OBJECTIVE
Reproduce every line of the records below without any changes, leaving out the pictures.

RECORDS FOR THE TASK
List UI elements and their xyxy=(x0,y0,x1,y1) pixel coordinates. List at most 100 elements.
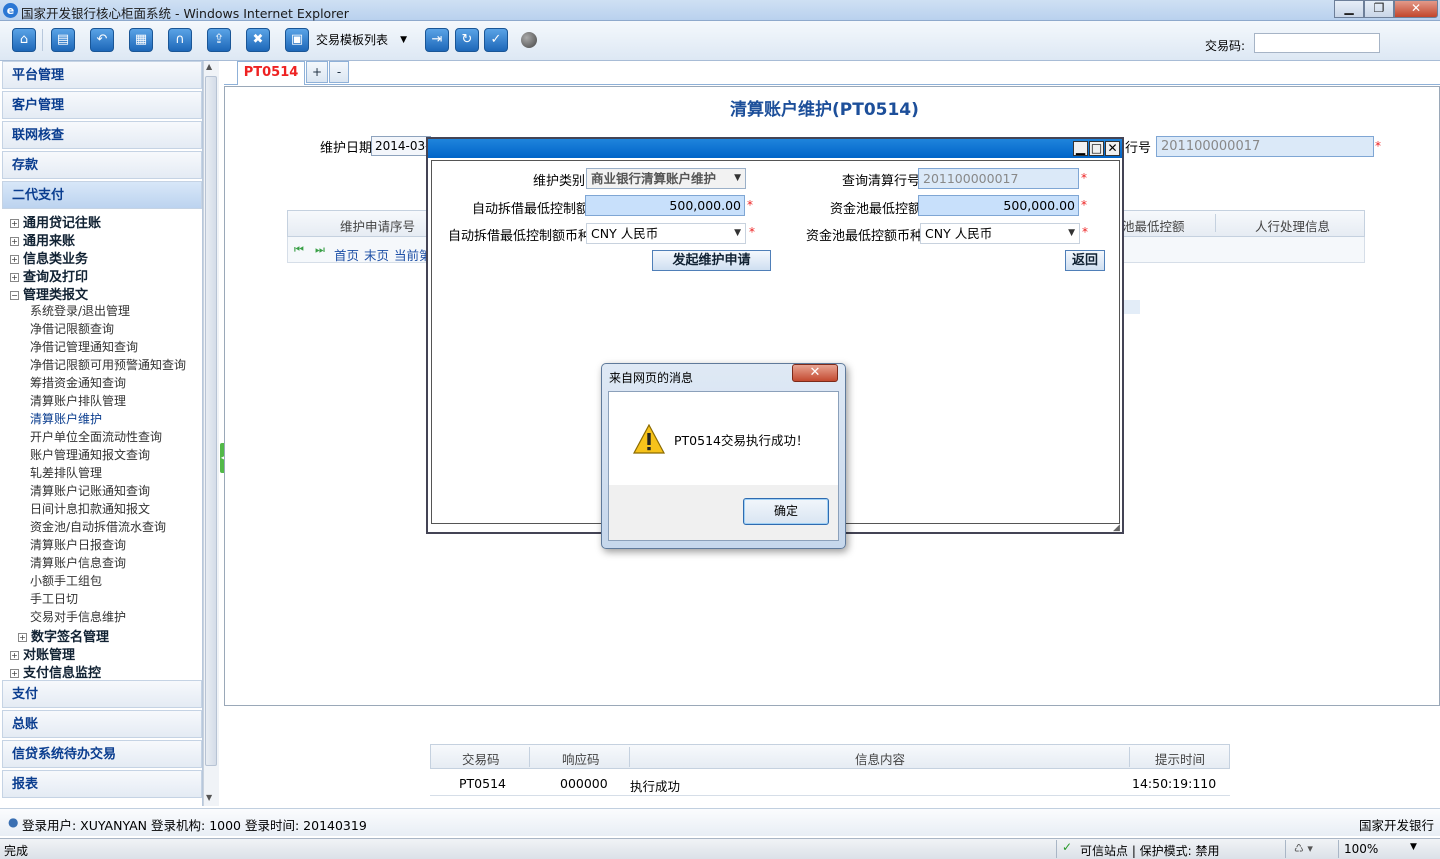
sidebar-section[interactable]: 存款 xyxy=(2,151,202,179)
first-page-link[interactable]: 首页 xyxy=(334,245,359,264)
sidebar-leaf[interactable]: 净借记限额查询 xyxy=(30,320,114,337)
sidebar-section[interactable]: 二代支付 xyxy=(2,181,202,209)
ok-button[interactable]: 确定 xyxy=(743,498,829,525)
tree-node[interactable]: + 对账管理 xyxy=(10,644,75,663)
bank-number-field[interactable]: 201100000017 xyxy=(1156,136,1374,157)
required-mark: * xyxy=(1081,171,1087,185)
sidebar-section[interactable]: 支付 xyxy=(2,680,202,708)
scroll-down-icon[interactable]: ▼ xyxy=(206,793,212,802)
back-icon[interactable]: ↶ xyxy=(90,28,114,52)
auto-min-field[interactable]: 500,000.00 xyxy=(585,195,745,216)
close-window-button[interactable]: ✕ xyxy=(1394,0,1438,18)
first-page-icon[interactable]: ⏮ xyxy=(294,243,304,256)
sidebar-leaf[interactable]: 小额手工组包 xyxy=(30,572,102,589)
txcode-input[interactable] xyxy=(1254,33,1380,53)
zoom-level[interactable]: 100% xyxy=(1344,842,1378,856)
sidebar-section[interactable]: 联网核查 xyxy=(2,121,202,149)
security-icon[interactable]: ♺ ▾ xyxy=(1294,842,1313,855)
sidebar-leaf[interactable]: 清算账户排队管理 xyxy=(30,392,126,409)
tree-node[interactable]: + 信息类业务 xyxy=(10,248,88,267)
trash-icon[interactable]: ✖ xyxy=(246,28,270,52)
result-row[interactable] xyxy=(430,769,1230,796)
sidebar-leaf[interactable]: 系统登录/退出管理 xyxy=(30,302,130,319)
tab-pt0514[interactable]: PT0514 xyxy=(237,61,305,85)
required-mark: * xyxy=(747,198,753,212)
expand-icon[interactable]: + xyxy=(10,669,19,678)
sidebar-section[interactable]: 信贷系统待办交易 xyxy=(2,740,202,768)
resize-grip-icon[interactable]: ◢ xyxy=(1113,523,1120,533)
record-icon[interactable] xyxy=(521,32,537,48)
tree-node[interactable]: − 管理类报文 xyxy=(10,284,88,303)
popup-minimize-button[interactable]: ▁ xyxy=(1073,141,1088,156)
template-icon[interactable]: ▣ xyxy=(285,28,309,52)
sidebar-leaf[interactable]: 清算账户维护 xyxy=(30,410,102,427)
sidebar-leaf[interactable]: 交易对手信息维护 xyxy=(30,608,126,625)
sidebar-leaf[interactable]: 开户单位全面流动性查询 xyxy=(30,428,162,445)
document-icon[interactable]: ▦ xyxy=(129,28,153,52)
collapse-icon[interactable]: − xyxy=(10,291,19,300)
sidebar-leaf[interactable]: 筹措资金通知查询 xyxy=(30,374,126,391)
pool-min-field[interactable]: 500,000.00 xyxy=(918,195,1079,216)
tree-node[interactable]: + 数字签名管理 xyxy=(18,626,109,645)
result-divider xyxy=(1229,747,1230,767)
sidebar-leaf[interactable]: 日间计息扣款通知报文 xyxy=(30,500,150,517)
upload-icon[interactable]: ⇪ xyxy=(207,28,231,52)
login-icon[interactable]: ⇥ xyxy=(425,28,449,52)
layout-icon[interactable]: ▤ xyxy=(51,28,75,52)
expand-icon[interactable]: + xyxy=(10,237,19,246)
expand-icon[interactable]: + xyxy=(10,273,19,282)
last-page-icon[interactable]: ⏭ xyxy=(315,243,325,256)
zoom-dropdown-icon[interactable]: ▼ xyxy=(1410,842,1417,852)
home-icon[interactable]: ⌂ xyxy=(12,28,36,52)
refresh-icon[interactable]: ↻ xyxy=(455,28,479,52)
tree-node[interactable]: + 通用来账 xyxy=(10,230,75,249)
sidebar-leaf[interactable]: 清算账户信息查询 xyxy=(30,554,126,571)
popup-close-button[interactable]: ✕ xyxy=(1105,141,1120,156)
template-select[interactable]: 交易模板列表 ▼ xyxy=(312,30,410,50)
minimize-button[interactable]: ▁ xyxy=(1334,0,1364,18)
submit-maintenance-button[interactable]: 发起维护申请 xyxy=(652,250,771,271)
date-field[interactable]: 2014-03- xyxy=(371,136,431,156)
tree-node-label: 通用来账 xyxy=(23,234,76,249)
last-page-link[interactable]: 末页 xyxy=(364,245,389,264)
tree-node[interactable]: + 查询及打印 xyxy=(10,266,88,285)
sidebar-leaf[interactable]: 资金池/自动拆借流水查询 xyxy=(30,518,166,535)
trusted-zone[interactable]: 可信站点 | 保护模式: 禁用 xyxy=(1080,842,1220,859)
query-bank-field[interactable]: 201100000017 xyxy=(918,168,1079,189)
sidebar-leaf[interactable]: 轧差排队管理 xyxy=(30,464,102,481)
sidebar-section[interactable]: 报表 xyxy=(2,770,202,798)
check-icon[interactable]: ✓ xyxy=(484,28,508,52)
remove-tab-button[interactable]: - xyxy=(329,61,349,83)
popup-titlebar[interactable] xyxy=(428,139,1122,158)
tree-node[interactable]: + 通用贷记往账 xyxy=(10,212,101,231)
expand-icon[interactable]: + xyxy=(18,633,27,642)
sidebar-scroll-thumb[interactable] xyxy=(205,76,217,766)
headset-icon[interactable]: ∩ xyxy=(168,28,192,52)
expand-icon[interactable]: + xyxy=(10,651,19,660)
scroll-up-icon[interactable]: ▲ xyxy=(206,62,212,71)
sidebar-section[interactable]: 客户管理 xyxy=(2,91,202,119)
sidebar-leaf[interactable]: 清算账户日报查询 xyxy=(30,536,126,553)
sidebar-section[interactable]: 平台管理 xyxy=(2,61,202,89)
chevron-down-icon: ▼ xyxy=(1068,228,1075,238)
pool-ccy-select[interactable]: CNY 人民币 ▼ xyxy=(920,223,1080,244)
back-button[interactable]: 返回 xyxy=(1065,250,1105,271)
sidebar-leaf[interactable]: 净借记限额可用预警通知查询 xyxy=(30,356,186,373)
sidebar-leaf[interactable]: 手工日切 xyxy=(30,590,78,607)
expand-icon[interactable]: + xyxy=(10,255,19,264)
sidebar-section[interactable]: 总账 xyxy=(2,710,202,738)
popup-maximize-button[interactable]: □ xyxy=(1089,141,1104,156)
type-select[interactable]: 商业银行清算账户维护 ▼ xyxy=(586,168,746,189)
message-close-button[interactable]: ✕ xyxy=(792,364,838,382)
restore-button[interactable]: ❐ xyxy=(1364,0,1394,18)
page-title: 清算账户维护(PT0514) xyxy=(730,100,919,120)
sidebar-leaf[interactable]: 清算账户记账通知查询 xyxy=(30,482,150,499)
add-tab-button[interactable]: + xyxy=(306,61,328,83)
result-info: 执行成功 xyxy=(630,779,681,794)
sidebar-leaf[interactable]: 净借记管理通知查询 xyxy=(30,338,138,355)
expand-icon[interactable]: + xyxy=(10,219,19,228)
sidebar-leaf[interactable]: 账户管理通知报文查询 xyxy=(30,446,150,463)
tree-node[interactable]: + 支付信息监控 xyxy=(10,662,101,681)
auto-min-label: 自动拆借最低控制额 xyxy=(472,202,590,217)
auto-ccy-select[interactable]: CNY 人民币 ▼ xyxy=(586,223,746,244)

REPLY TO THE EXERCISE
List UI elements and their xyxy=(x0,y0,x1,y1) pixel coordinates. List at most 100 elements.
sidebar-section[interactable]: 存款 xyxy=(2,151,202,179)
first-page-link[interactable]: 首页 xyxy=(334,245,359,264)
sidebar-leaf[interactable]: 净借记限额查询 xyxy=(30,320,114,337)
sidebar-section[interactable]: 二代支付 xyxy=(2,181,202,209)
ok-button[interactable]: 确定 xyxy=(743,498,829,525)
tree-node[interactable]: + 对账管理 xyxy=(10,644,75,663)
bank-number-field[interactable]: 201100000017 xyxy=(1156,136,1374,157)
required-mark: * xyxy=(1081,171,1087,185)
sidebar-section[interactable]: 支付 xyxy=(2,680,202,708)
scroll-down-icon[interactable]: ▼ xyxy=(206,793,212,802)
back-icon[interactable]: ↶ xyxy=(90,28,114,52)
auto-min-field[interactable]: 500,000.00 xyxy=(585,195,745,216)
close-window-button[interactable]: ✕ xyxy=(1394,0,1438,18)
first-page-icon[interactable]: ⏮ xyxy=(294,243,304,256)
sidebar-leaf[interactable]: 小额手工组包 xyxy=(30,572,102,589)
txcode-input[interactable] xyxy=(1254,33,1380,53)
zoom-level[interactable]: 100% xyxy=(1344,842,1378,856)
sidebar-section[interactable]: 联网核查 xyxy=(2,121,202,149)
security-icon[interactable]: ♺ ▾ xyxy=(1294,842,1313,855)
sidebar-leaf[interactable]: 清算账户排队管理 xyxy=(30,392,126,409)
tree-node[interactable]: + 信息类业务 xyxy=(10,248,88,267)
trash-icon[interactable]: ✖ xyxy=(246,28,270,52)
result-row[interactable] xyxy=(430,769,1230,796)
sidebar-leaf[interactable]: 系统登录/退出管理 xyxy=(30,302,130,319)
tab-pt0514[interactable]: PT0514 xyxy=(237,61,305,85)
required-mark: * xyxy=(747,198,753,212)
expand-icon[interactable]: + xyxy=(10,669,19,678)
sidebar-section[interactable]: 信贷系统待办交易 xyxy=(2,740,202,768)
resize-grip-icon[interactable]: ◢ xyxy=(1113,523,1120,533)
record-icon[interactable] xyxy=(521,32,537,48)
tree-node[interactable]: − 管理类报文 xyxy=(10,284,88,303)
popup-minimize-button[interactable]: ▁ xyxy=(1073,141,1088,156)
template-icon[interactable]: ▣ xyxy=(285,28,309,52)
sidebar-leaf[interactable]: 清算账户维护 xyxy=(30,410,102,427)
sidebar-leaf[interactable]: 交易对手信息维护 xyxy=(30,608,126,625)
sidebar-leaf[interactable]: 开户单位全面流动性查询 xyxy=(30,428,162,445)
document-icon[interactable]: ▦ xyxy=(129,28,153,52)
collapse-icon[interactable]: − xyxy=(10,291,19,300)
sidebar-leaf[interactable]: 筹措资金通知查询 xyxy=(30,374,126,391)
pool-min-field[interactable]: 500,000.00 xyxy=(918,195,1079,216)
tree-node[interactable]: + 数字签名管理 xyxy=(18,626,109,645)
result-divider xyxy=(1229,747,1230,767)
sidebar-leaf[interactable]: 日间计息扣款通知报文 xyxy=(30,500,150,517)
upload-icon[interactable]: ⇪ xyxy=(207,28,231,52)
login-icon[interactable]: ⇥ xyxy=(425,28,449,52)
layout-icon[interactable]: ▤ xyxy=(51,28,75,52)
expand-icon[interactable]: + xyxy=(10,237,19,246)
expand-icon[interactable]: + xyxy=(10,273,19,282)
last-page-icon[interactable]: ⏭ xyxy=(315,243,325,256)
zoom-dropdown-icon[interactable]: ▼ xyxy=(1410,842,1417,852)
home-icon[interactable]: ⌂ xyxy=(12,28,36,52)
refresh-icon[interactable]: ↻ xyxy=(455,28,479,52)
tree-node[interactable]: + 通用来账 xyxy=(10,230,75,249)
sidebar-leaf[interactable]: 清算账户信息查询 xyxy=(30,554,126,571)
popup-close-button[interactable]: ✕ xyxy=(1105,141,1120,156)
template-select[interactable]: 交易模板列表 ▼ xyxy=(312,30,410,50)
minimize-button[interactable]: ▁ xyxy=(1334,0,1364,18)
submit-maintenance-button[interactable]: 发起维护申请 xyxy=(652,250,771,271)
date-field[interactable]: 2014-03- xyxy=(371,136,431,156)
tree-node-label: 通用来账 xyxy=(23,234,76,249)
last-page-link[interactable]: 末页 xyxy=(364,245,389,264)
tree-node[interactable]: + 查询及打印 xyxy=(10,266,88,285)
sidebar-leaf[interactable]: 资金池/自动拆借流水查询 xyxy=(30,518,166,535)
trusted-zone[interactable]: 可信站点 | 保护模式: 禁用 xyxy=(1080,842,1220,859)
query-bank-field[interactable]: 201100000017 xyxy=(918,168,1079,189)
sidebar-leaf[interactable]: 轧差排队管理 xyxy=(30,464,102,481)
sidebar-section[interactable]: 报表 xyxy=(2,770,202,798)
check-icon[interactable]: ✓ xyxy=(484,28,508,52)
remove-tab-button[interactable]: - xyxy=(329,61,349,83)
popup-titlebar[interactable] xyxy=(428,139,1122,158)
tree-node[interactable]: + 通用贷记往账 xyxy=(10,212,101,231)
expand-icon[interactable]: + xyxy=(18,633,27,642)
sidebar-scroll-thumb[interactable] xyxy=(205,76,217,766)
headset-icon[interactable]: ∩ xyxy=(168,28,192,52)
expand-icon[interactable]: + xyxy=(10,651,19,660)
scroll-up-icon[interactable]: ▲ xyxy=(206,62,212,71)
sidebar-section[interactable]: 客户管理 xyxy=(2,91,202,119)
sidebar-leaf[interactable]: 清算账户日报查询 xyxy=(30,536,126,553)
sidebar-section[interactable]: 平台管理 xyxy=(2,61,202,89)
chevron-down-icon: ▼ xyxy=(1068,228,1075,238)
pool-ccy-select[interactable]: CNY 人民币 ▼ xyxy=(920,223,1080,244)
back-button[interactable]: 返回 xyxy=(1065,250,1105,271)
sidebar-leaf[interactable]: 净借记限额可用预警通知查询 xyxy=(30,356,186,373)
sidebar-leaf[interactable]: 手工日切 xyxy=(30,590,78,607)
expand-icon[interactable]: + xyxy=(10,255,19,264)
sidebar-section[interactable]: 总账 xyxy=(2,710,202,738)
popup-maximize-button[interactable]: □ xyxy=(1089,141,1104,156)
type-select[interactable]: 商业银行清算账户维护 ▼ xyxy=(586,168,746,189)
message-close-button[interactable]: ✕ xyxy=(792,364,838,382)
restore-button[interactable]: ❐ xyxy=(1364,0,1394,18)
page-title: 清算账户维护(PT0514) xyxy=(730,100,919,120)
sidebar-leaf[interactable]: 清算账户记账通知查询 xyxy=(30,482,150,499)
add-tab-button[interactable]: + xyxy=(306,61,328,83)
result-info: 执行成功 xyxy=(630,779,681,794)
sidebar-leaf[interactable]: 净借记管理通知查询 xyxy=(30,338,138,355)
expand-icon[interactable]: + xyxy=(10,219,19,228)
sidebar-leaf[interactable]: 账户管理通知报文查询 xyxy=(30,446,150,463)
tree-node[interactable]: + 支付信息监控 xyxy=(10,662,101,681)
auto-min-label: 自动拆借最低控制额 xyxy=(472,202,590,217)
auto-ccy-select[interactable]: CNY 人民币 ▼ xyxy=(586,223,746,244)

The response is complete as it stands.